Reproduce the listing word for word. Skip any image.
╔══
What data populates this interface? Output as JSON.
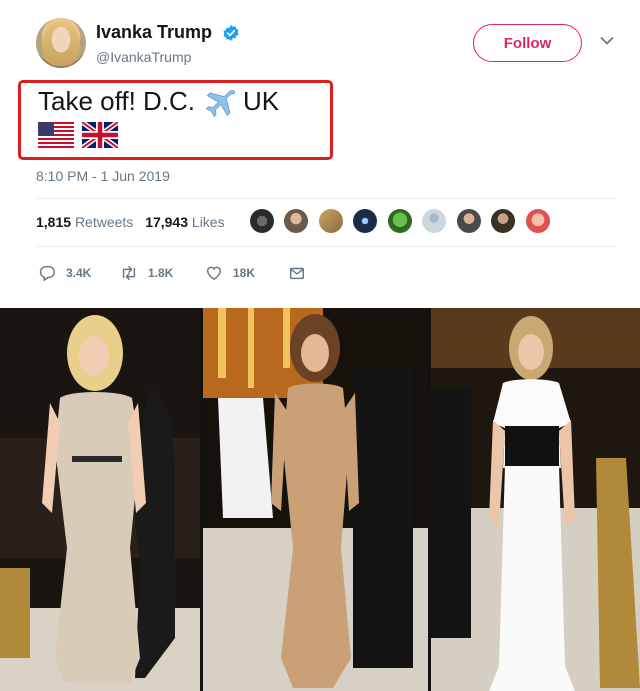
{
  "user": {
    "name": "Ivanka Trump",
    "handle": "@IvankaTrump",
    "verified": true
  },
  "follow_button": {
    "label": "Follow",
    "color": "#e0245e"
  },
  "menu": {
    "icon": "chevron-down-icon"
  },
  "tweet": {
    "text_before": "Take off! D.C.",
    "emoji_icon": "airplane-icon",
    "text_after": "UK",
    "flags": [
      "us-flag-icon",
      "uk-flag-icon"
    ],
    "highlight_color": "#e01b1b"
  },
  "timestamp": "8:10 PM - 1 Jun 2019",
  "stats": {
    "retweets_count": "1,815",
    "retweets_label": "Retweets",
    "likes_count": "17,943",
    "likes_label": "Likes"
  },
  "actions": {
    "replies": "3.4K",
    "retweets": "1.8K",
    "likes": "18K"
  },
  "colors": {
    "text": "#14171a",
    "muted": "#657786",
    "verified": "#1da1f2",
    "divider": "#e6ecf0"
  }
}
╚══
> _ANSWER TO THIS PROBLEM_
What data populates this interface? Output as JSON.
{
  "user": {
    "name": "Ivanka Trump",
    "handle": "@IvankaTrump",
    "verified": true
  },
  "follow_button": {
    "label": "Follow",
    "color": "#e0245e"
  },
  "menu": {
    "icon": "chevron-down-icon"
  },
  "tweet": {
    "text_before": "Take off! D.C.",
    "emoji_icon": "airplane-icon",
    "text_after": "UK",
    "flags": [
      "us-flag-icon",
      "uk-flag-icon"
    ],
    "highlight_color": "#e01b1b"
  },
  "timestamp": "8:10 PM - 1 Jun 2019",
  "stats": {
    "retweets_count": "1,815",
    "retweets_label": "Retweets",
    "likes_count": "17,943",
    "likes_label": "Likes"
  },
  "actions": {
    "replies": "3.4K",
    "retweets": "1.8K",
    "likes": "18K"
  },
  "colors": {
    "text": "#14171a",
    "muted": "#657786",
    "verified": "#1da1f2",
    "divider": "#e6ecf0"
  }
}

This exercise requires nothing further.